_What you will do_:
Copy every record below exactly.

Entries from a dataset:
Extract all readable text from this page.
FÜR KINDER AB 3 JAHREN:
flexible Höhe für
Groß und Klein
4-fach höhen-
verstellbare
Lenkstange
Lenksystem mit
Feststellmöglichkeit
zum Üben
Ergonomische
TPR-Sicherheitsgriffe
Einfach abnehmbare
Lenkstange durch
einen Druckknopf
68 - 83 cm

_The answer_:
Extract all readable text from this page.
FÜR KINDER AB 3 JAHREN:
flexible Höhe für
Groß und Klein
4-fach höhen-
verstellbare
Lenkstange
Lenksystem mit
Feststellmöglichkeit
zum Üben
Ergonomische
TPR-Sicherheitsgriffe
Einfach abnehmbare
Lenkstange durch
einen Druckknopf
68 - 83 cm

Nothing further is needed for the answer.